* Exercise brief
Scan the material for the word "Schakkebroek", and copy each line where it shows up.

* Supplied records
◆ ◆ ◆ ◆
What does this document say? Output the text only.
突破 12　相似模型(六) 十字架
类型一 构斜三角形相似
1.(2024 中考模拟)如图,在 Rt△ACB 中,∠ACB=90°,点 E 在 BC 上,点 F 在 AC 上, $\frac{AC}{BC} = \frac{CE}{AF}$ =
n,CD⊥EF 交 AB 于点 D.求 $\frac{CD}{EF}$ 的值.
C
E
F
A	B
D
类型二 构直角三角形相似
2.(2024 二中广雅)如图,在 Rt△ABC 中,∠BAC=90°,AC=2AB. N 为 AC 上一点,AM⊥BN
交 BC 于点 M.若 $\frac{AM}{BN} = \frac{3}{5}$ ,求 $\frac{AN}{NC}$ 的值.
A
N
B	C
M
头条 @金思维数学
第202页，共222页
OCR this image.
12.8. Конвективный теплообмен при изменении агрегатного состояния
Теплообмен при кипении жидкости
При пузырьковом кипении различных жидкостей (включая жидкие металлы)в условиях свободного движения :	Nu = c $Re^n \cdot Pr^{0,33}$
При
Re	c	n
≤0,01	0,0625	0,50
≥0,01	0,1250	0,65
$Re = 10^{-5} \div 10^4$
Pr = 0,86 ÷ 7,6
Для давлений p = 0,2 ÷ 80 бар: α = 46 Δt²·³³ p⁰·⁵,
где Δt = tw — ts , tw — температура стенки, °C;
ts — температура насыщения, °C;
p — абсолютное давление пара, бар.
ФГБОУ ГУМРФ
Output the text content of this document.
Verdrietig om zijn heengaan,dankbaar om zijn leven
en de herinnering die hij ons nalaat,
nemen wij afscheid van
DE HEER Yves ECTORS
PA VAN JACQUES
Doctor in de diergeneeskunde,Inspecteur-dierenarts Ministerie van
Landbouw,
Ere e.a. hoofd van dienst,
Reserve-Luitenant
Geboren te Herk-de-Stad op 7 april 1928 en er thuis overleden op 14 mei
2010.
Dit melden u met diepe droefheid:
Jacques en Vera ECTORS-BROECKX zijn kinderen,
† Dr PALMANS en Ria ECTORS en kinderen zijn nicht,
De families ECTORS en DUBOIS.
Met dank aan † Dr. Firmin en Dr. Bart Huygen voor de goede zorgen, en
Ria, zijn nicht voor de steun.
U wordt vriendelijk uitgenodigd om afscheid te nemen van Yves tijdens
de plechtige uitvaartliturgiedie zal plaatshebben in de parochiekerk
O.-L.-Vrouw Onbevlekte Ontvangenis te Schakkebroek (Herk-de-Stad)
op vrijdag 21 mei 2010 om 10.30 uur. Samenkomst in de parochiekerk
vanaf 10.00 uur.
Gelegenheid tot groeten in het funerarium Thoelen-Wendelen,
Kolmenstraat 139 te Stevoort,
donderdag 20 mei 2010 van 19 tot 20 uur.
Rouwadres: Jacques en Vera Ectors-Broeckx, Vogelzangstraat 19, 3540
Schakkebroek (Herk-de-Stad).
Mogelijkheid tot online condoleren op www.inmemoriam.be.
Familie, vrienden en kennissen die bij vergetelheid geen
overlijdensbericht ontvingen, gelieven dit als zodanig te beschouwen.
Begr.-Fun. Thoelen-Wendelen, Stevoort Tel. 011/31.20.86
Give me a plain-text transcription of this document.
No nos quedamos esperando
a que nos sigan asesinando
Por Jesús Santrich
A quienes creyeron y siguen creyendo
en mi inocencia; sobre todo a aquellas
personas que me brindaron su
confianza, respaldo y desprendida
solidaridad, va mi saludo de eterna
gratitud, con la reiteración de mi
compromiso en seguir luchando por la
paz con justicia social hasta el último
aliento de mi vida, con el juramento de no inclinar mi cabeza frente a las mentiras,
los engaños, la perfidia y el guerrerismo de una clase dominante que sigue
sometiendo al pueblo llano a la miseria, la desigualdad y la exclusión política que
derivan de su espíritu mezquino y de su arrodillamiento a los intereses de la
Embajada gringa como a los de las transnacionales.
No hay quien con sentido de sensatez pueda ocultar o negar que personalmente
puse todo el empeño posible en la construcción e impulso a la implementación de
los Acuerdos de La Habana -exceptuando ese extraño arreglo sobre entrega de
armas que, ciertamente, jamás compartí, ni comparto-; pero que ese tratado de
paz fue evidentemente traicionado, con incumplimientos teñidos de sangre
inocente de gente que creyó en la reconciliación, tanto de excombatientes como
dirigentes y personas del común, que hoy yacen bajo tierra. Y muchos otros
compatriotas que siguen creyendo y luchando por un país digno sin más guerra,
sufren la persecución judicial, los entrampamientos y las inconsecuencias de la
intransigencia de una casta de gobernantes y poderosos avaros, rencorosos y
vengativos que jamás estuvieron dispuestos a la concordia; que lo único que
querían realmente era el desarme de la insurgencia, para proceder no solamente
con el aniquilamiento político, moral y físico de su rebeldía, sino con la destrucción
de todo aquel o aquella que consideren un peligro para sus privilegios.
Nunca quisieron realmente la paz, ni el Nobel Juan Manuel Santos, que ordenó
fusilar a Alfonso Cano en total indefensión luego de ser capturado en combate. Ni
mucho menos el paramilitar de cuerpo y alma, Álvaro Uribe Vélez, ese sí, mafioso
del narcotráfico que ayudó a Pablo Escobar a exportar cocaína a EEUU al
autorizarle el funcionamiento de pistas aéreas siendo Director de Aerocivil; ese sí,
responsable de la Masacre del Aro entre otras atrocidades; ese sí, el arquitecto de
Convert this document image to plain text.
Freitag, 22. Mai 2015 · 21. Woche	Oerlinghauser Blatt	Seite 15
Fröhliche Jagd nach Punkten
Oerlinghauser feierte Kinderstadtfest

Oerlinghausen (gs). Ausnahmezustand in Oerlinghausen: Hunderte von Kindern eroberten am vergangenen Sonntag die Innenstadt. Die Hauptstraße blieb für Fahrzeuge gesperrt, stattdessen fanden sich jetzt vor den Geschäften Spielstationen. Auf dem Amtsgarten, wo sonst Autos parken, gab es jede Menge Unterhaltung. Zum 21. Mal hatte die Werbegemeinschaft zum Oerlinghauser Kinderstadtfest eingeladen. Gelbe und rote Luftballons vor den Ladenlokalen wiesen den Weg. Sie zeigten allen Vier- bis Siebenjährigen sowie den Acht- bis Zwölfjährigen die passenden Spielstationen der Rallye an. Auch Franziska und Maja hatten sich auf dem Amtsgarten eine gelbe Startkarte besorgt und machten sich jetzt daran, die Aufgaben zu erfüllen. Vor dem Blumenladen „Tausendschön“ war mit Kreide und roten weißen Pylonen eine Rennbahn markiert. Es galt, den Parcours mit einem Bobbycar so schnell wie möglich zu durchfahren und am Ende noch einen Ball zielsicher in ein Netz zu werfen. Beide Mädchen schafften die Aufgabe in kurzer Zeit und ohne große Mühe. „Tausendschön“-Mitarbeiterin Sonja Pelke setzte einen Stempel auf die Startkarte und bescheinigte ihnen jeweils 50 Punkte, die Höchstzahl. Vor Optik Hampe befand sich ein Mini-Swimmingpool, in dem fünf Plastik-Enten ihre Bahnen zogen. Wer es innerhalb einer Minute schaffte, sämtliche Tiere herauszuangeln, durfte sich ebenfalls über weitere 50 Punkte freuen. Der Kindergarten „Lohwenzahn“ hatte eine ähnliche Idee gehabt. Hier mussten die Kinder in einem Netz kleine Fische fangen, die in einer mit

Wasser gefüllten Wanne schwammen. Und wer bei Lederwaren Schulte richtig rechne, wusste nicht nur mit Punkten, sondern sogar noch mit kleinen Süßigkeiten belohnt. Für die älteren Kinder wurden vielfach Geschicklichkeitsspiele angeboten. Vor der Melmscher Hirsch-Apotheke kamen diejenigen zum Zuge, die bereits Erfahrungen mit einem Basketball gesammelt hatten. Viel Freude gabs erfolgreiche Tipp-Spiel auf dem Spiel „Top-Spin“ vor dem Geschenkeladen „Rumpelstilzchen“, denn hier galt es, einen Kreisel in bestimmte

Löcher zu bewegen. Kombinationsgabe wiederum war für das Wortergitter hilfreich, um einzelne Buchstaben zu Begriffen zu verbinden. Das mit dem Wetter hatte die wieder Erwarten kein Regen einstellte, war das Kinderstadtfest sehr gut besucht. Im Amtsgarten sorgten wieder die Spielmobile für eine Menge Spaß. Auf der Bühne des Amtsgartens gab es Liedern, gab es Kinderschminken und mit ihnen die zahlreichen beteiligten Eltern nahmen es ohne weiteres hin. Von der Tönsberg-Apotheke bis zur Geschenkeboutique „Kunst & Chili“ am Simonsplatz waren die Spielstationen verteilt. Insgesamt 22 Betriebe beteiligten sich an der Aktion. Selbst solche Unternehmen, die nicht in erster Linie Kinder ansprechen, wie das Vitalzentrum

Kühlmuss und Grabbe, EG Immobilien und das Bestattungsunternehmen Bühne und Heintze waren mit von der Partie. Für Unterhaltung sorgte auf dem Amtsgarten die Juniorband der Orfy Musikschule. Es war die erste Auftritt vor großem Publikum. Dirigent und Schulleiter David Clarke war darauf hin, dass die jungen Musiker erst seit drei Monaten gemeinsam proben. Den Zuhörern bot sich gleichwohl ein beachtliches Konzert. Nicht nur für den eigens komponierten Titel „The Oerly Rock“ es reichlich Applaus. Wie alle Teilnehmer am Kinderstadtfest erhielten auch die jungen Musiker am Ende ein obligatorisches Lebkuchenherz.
◆ ◆ ◆ ◆
* Solution for this task
O.-L.-Vrouw Onbevlekte Ontvangenis te Schakkebroek (Herk-de-Stad)
Schakkebroek (Herk-de-Stad).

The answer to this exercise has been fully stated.